■ Entries provided:
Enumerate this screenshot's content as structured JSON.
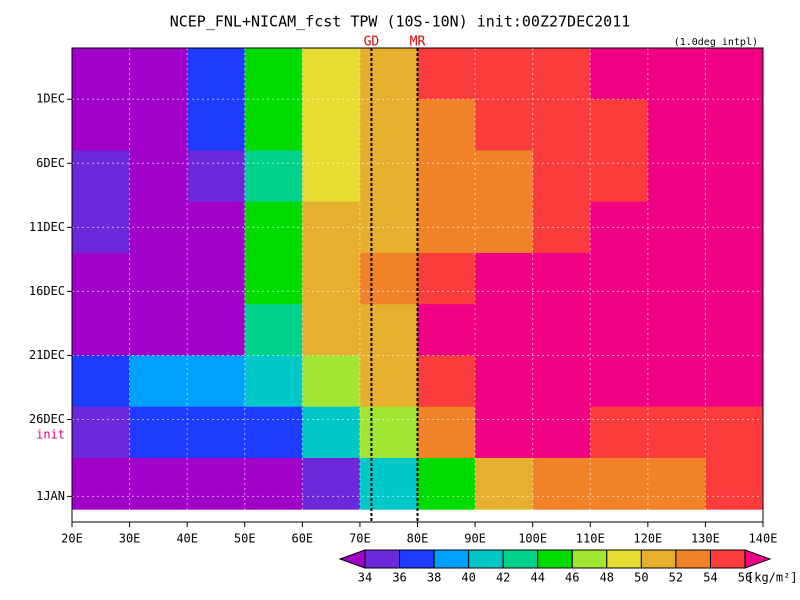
{
  "chart_data": {
    "type": "heatmap",
    "title": "NCEP_FNL+NICAM_fcst TPW (10S-10N) init:00Z27DEC2011",
    "subtitle": "(1.0deg intpl)",
    "x": [
      25,
      35,
      45,
      55,
      65,
      75,
      85,
      95,
      105,
      115,
      125,
      135
    ],
    "y": [
      -1,
      3,
      7,
      11,
      15,
      19,
      23,
      27,
      31
    ],
    "values": [
      [
        33,
        33,
        37,
        45,
        49,
        51,
        54,
        55,
        55,
        56,
        57,
        57
      ],
      [
        33,
        33,
        36,
        44,
        48,
        51,
        53,
        54,
        55,
        55,
        56,
        57
      ],
      [
        34,
        33,
        34,
        43,
        48,
        50,
        52,
        53,
        54,
        55,
        56,
        56
      ],
      [
        34,
        33,
        33,
        44,
        50,
        51,
        52,
        53,
        54,
        56,
        57,
        57
      ],
      [
        33,
        33,
        32,
        44,
        51,
        52,
        54,
        56,
        57,
        57,
        57,
        56
      ],
      [
        33,
        33,
        33,
        43,
        50,
        51,
        56,
        57,
        57,
        57,
        57,
        56
      ],
      [
        36,
        38,
        38,
        41,
        46,
        50,
        55,
        57,
        57,
        56,
        57,
        56
      ],
      [
        35,
        36,
        37,
        37,
        41,
        46,
        52,
        56,
        56,
        54,
        55,
        55
      ],
      [
        33,
        32,
        32,
        33,
        35,
        40,
        45,
        50,
        53,
        53,
        52,
        54
      ]
    ],
    "xlim": [
      20,
      140
    ],
    "xticks": [
      {
        "value": 20,
        "label": "20E"
      },
      {
        "value": 30,
        "label": "30E"
      },
      {
        "value": 40,
        "label": "40E"
      },
      {
        "value": 50,
        "label": "50E"
      },
      {
        "value": 60,
        "label": "60E"
      },
      {
        "value": 70,
        "label": "70E"
      },
      {
        "value": 80,
        "label": "80E"
      },
      {
        "value": 90,
        "label": "90E"
      },
      {
        "value": 100,
        "label": "100E"
      },
      {
        "value": 110,
        "label": "110E"
      },
      {
        "value": 120,
        "label": "120E"
      },
      {
        "value": 130,
        "label": "130E"
      },
      {
        "value": 140,
        "label": "140E"
      }
    ],
    "ylim": [
      34,
      -3
    ],
    "yticks": [
      {
        "value": 1,
        "label": "1DEC"
      },
      {
        "value": 6,
        "label": "6DEC"
      },
      {
        "value": 11,
        "label": "11DEC"
      },
      {
        "value": 16,
        "label": "16DEC"
      },
      {
        "value": 21,
        "label": "21DEC"
      },
      {
        "value": 26,
        "label": "26DEC"
      },
      {
        "value": 32,
        "label": "1JAN"
      }
    ],
    "markers": [
      {
        "label": "GD",
        "x": 72
      },
      {
        "label": "MR",
        "x": 80
      }
    ],
    "init": {
      "label": "init",
      "y": 27.2
    },
    "colorbar": {
      "ticks": [
        34,
        36,
        38,
        40,
        42,
        44,
        46,
        48,
        50,
        52,
        54,
        56
      ],
      "colors": [
        "#a000c8",
        "#6e28dc",
        "#1e3cff",
        "#00a0ff",
        "#00c8c8",
        "#00d28c",
        "#00dc00",
        "#a0e632",
        "#e6dc32",
        "#e6af2d",
        "#f08228",
        "#fa3c3c",
        "#f00082"
      ],
      "unit": "[kg/m²]"
    },
    "grid": true
  }
}
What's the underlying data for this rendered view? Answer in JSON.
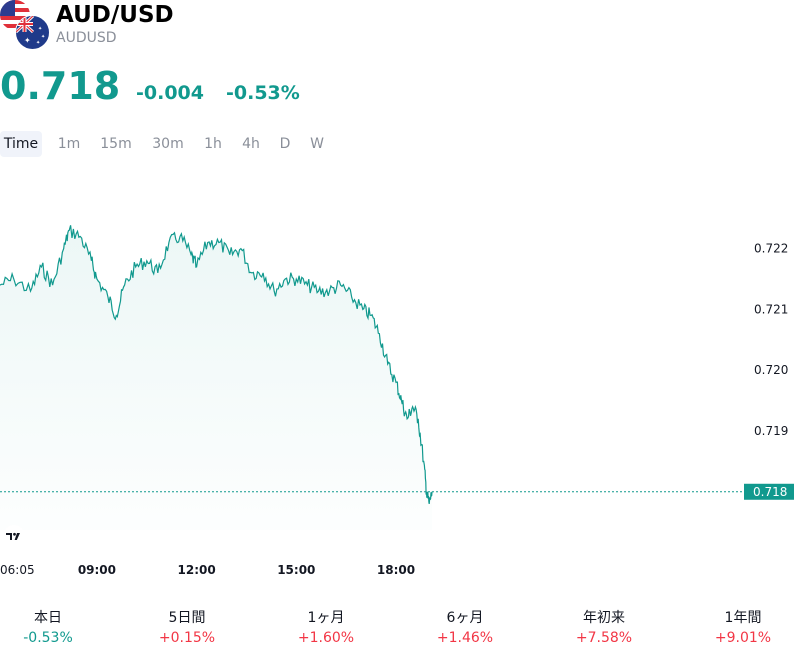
{
  "header": {
    "title": "AUD/USD",
    "subtitle": "AUDUSD",
    "flag_base_icon": "us-flag-icon",
    "flag_quote_icon": "au-flag-icon"
  },
  "quote": {
    "price": "0.718",
    "change": "-0.004",
    "change_pct": "-0.53%",
    "color": "#11998e"
  },
  "tabs": [
    "Time",
    "1m",
    "15m",
    "30m",
    "1h",
    "4h",
    "D",
    "W"
  ],
  "active_tab": "Time",
  "chart_data": {
    "type": "area",
    "title": "",
    "xlabel": "",
    "ylabel": "",
    "x_ticks": [
      "06:05",
      "09:00",
      "12:00",
      "15:00",
      "18:00"
    ],
    "y_ticks": [
      "0.718",
      "0.719",
      "0.720",
      "0.721",
      "0.722"
    ],
    "ylim": [
      0.7177,
      0.7228
    ],
    "grid": false,
    "current_value_label": "0.718",
    "line_color": "#11998e",
    "series": [
      {
        "x": [
          "06:05",
          "06:30",
          "07:00",
          "07:20",
          "07:40",
          "08:00",
          "08:10",
          "08:30",
          "08:50",
          "09:00",
          "09:20",
          "09:35",
          "09:50",
          "10:10",
          "10:30",
          "10:50",
          "11:10",
          "11:30",
          "11:50",
          "12:00",
          "12:20",
          "12:40",
          "13:00",
          "13:20",
          "13:40",
          "14:00",
          "14:20",
          "14:40",
          "15:00",
          "15:20",
          "15:40",
          "16:00",
          "16:20",
          "16:40",
          "17:00",
          "17:15",
          "17:30",
          "17:45",
          "18:00",
          "18:10",
          "18:20",
          "18:30",
          "18:40",
          "18:50",
          "18:55",
          "19:00",
          "19:05"
        ],
        "y": [
          0.7214,
          0.7215,
          0.7213,
          0.7217,
          0.7214,
          0.722,
          0.7223,
          0.7222,
          0.7218,
          0.7215,
          0.7212,
          0.7209,
          0.7214,
          0.7217,
          0.7218,
          0.7216,
          0.7221,
          0.7222,
          0.7219,
          0.7217,
          0.7221,
          0.7221,
          0.7219,
          0.722,
          0.7216,
          0.7216,
          0.7213,
          0.7215,
          0.7215,
          0.7214,
          0.7213,
          0.7213,
          0.7214,
          0.7212,
          0.721,
          0.7209,
          0.7206,
          0.7201,
          0.7198,
          0.7195,
          0.7192,
          0.7194,
          0.7192,
          0.7185,
          0.718,
          0.7178,
          0.718
        ]
      }
    ]
  },
  "stats": [
    {
      "label": "本日",
      "value": "-0.53%",
      "color": "#11998e"
    },
    {
      "label": "5日間",
      "value": "+0.15%",
      "color": "#f23645"
    },
    {
      "label": "1ヶ月",
      "value": "+1.60%",
      "color": "#f23645"
    },
    {
      "label": "6ヶ月",
      "value": "+1.46%",
      "color": "#f23645"
    },
    {
      "label": "年初来",
      "value": "+7.58%",
      "color": "#f23645"
    },
    {
      "label": "1年間",
      "value": "+9.01%",
      "color": "#f23645"
    }
  ]
}
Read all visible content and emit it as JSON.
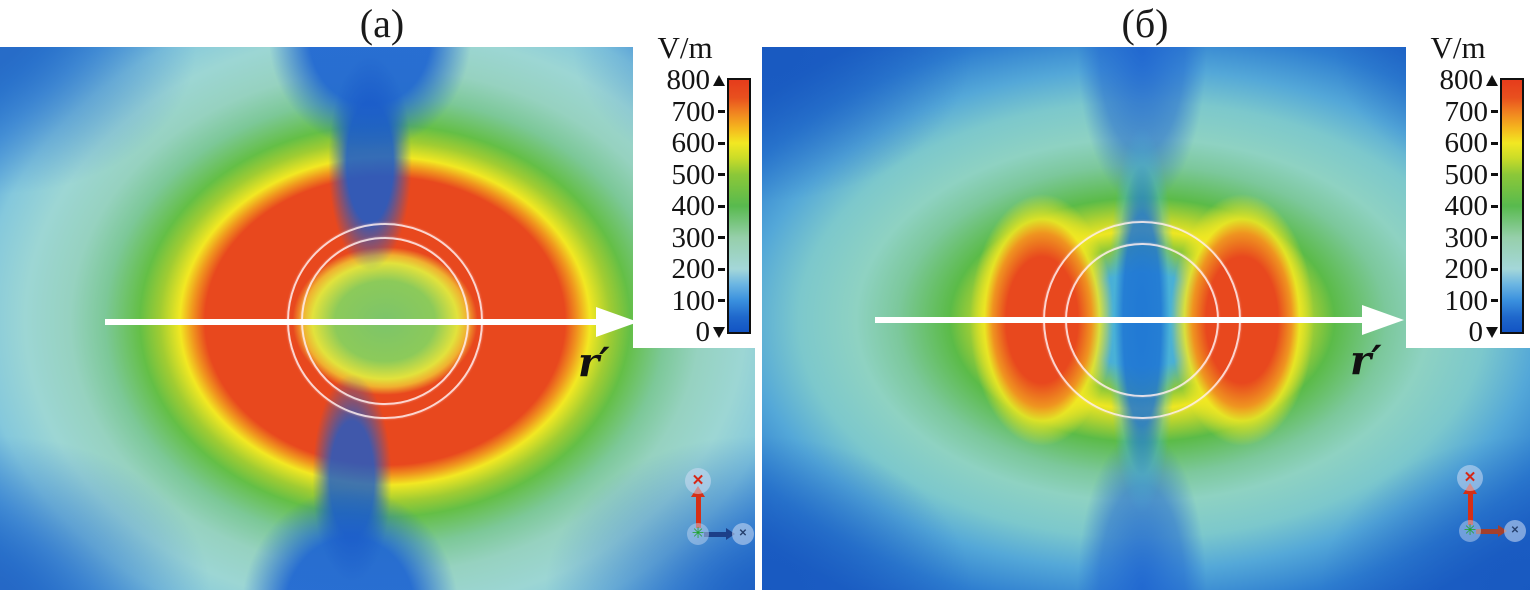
{
  "figure": {
    "kind": "simulated electric-field magnitude maps around a coated sphere",
    "background": "#ffffff"
  },
  "panels": [
    {
      "title": "(a)",
      "r_label": "r′"
    },
    {
      "title": "(б)",
      "r_label": "r′"
    }
  ],
  "colorbar": {
    "unit": "V/m",
    "ticks": [
      "800",
      "700",
      "600",
      "500",
      "400",
      "300",
      "200",
      "100",
      "0"
    ]
  },
  "chart_data": [
    {
      "type": "heatmap",
      "title": "(a)",
      "units": "V/m",
      "colorbar_range": [
        0,
        800
      ],
      "colorbar_ticks": [
        800,
        700,
        600,
        500,
        400,
        300,
        200,
        100,
        0
      ],
      "colormap": "rainbow",
      "colormap_stops": [
        {
          "value": 0,
          "color": "#1254c4"
        },
        {
          "value": 100,
          "color": "#3a90de"
        },
        {
          "value": 200,
          "color": "#a4d7d9"
        },
        {
          "value": 300,
          "color": "#96cfaa"
        },
        {
          "value": 400,
          "color": "#58ba4e"
        },
        {
          "value": 500,
          "color": "#8cc838"
        },
        {
          "value": 600,
          "color": "#f2e822"
        },
        {
          "value": 700,
          "color": "#f08020"
        },
        {
          "value": 800,
          "color": "#e63c1c"
        }
      ],
      "annotations": [
        "r′ arrow along horizontal axis through sphere center"
      ],
      "overlays": [
        "white horizontal arrow",
        "two concentric circle outlines (core and shell)",
        "coordinate-triad icon"
      ],
      "field_pattern": {
        "description": "dipole-like scattered field; strong field annulus surrounds the sphere",
        "sphere_interior": "≈400-500 V/m green core with ≈600 V/m yellow rim",
        "high_field_region": "red annulus ≥700-800 V/m around sphere, widest to the left and right",
        "nulls": "dark-blue ≤100 V/m funnels along the vertical axis above and below the sphere",
        "far_field": "≈200-300 V/m teal mid-field fading to ≈100 V/m blue at corners"
      }
    },
    {
      "type": "heatmap",
      "title": "(б)",
      "units": "V/m",
      "colorbar_range": [
        0,
        800
      ],
      "colorbar_ticks": [
        800,
        700,
        600,
        500,
        400,
        300,
        200,
        100,
        0
      ],
      "colormap": "rainbow",
      "colormap_stops": [
        {
          "value": 0,
          "color": "#1254c4"
        },
        {
          "value": 100,
          "color": "#3a90de"
        },
        {
          "value": 200,
          "color": "#a4d7d9"
        },
        {
          "value": 300,
          "color": "#96cfaa"
        },
        {
          "value": 400,
          "color": "#58ba4e"
        },
        {
          "value": 500,
          "color": "#8cc838"
        },
        {
          "value": 600,
          "color": "#f2e822"
        },
        {
          "value": 700,
          "color": "#f08020"
        },
        {
          "value": 800,
          "color": "#e63c1c"
        }
      ],
      "annotations": [
        "r′ arrow along horizontal axis through sphere center"
      ],
      "overlays": [
        "white horizontal arrow",
        "two concentric circle outlines (core and shell)",
        "coordinate-triad icon"
      ],
      "field_pattern": {
        "description": "scattered field with a low-field channel through the sphere",
        "sphere_interior": "≈0-100 V/m dark-blue vertical null band through the center",
        "high_field_region": "two red lobes ≥700-800 V/m immediately left and right of the sphere",
        "nulls": "vertical blue band continues above and below the sphere",
        "far_field": "≈200-300 V/m teal region fading to ≤100 V/m dark blue at panel edges"
      }
    }
  ]
}
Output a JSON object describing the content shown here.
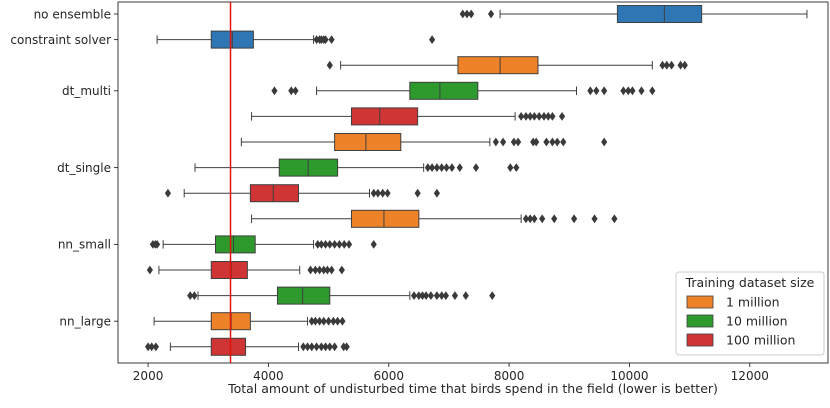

■ Written instruction:
Sift the material for lines with the string "below". Copy each one found.

■ Task output:
        "nulls": "dark-blue ≤100 V/m funnels along the vertical axis above and below the sphere",
        "nulls": "vertical blue band continues above and below the sphere",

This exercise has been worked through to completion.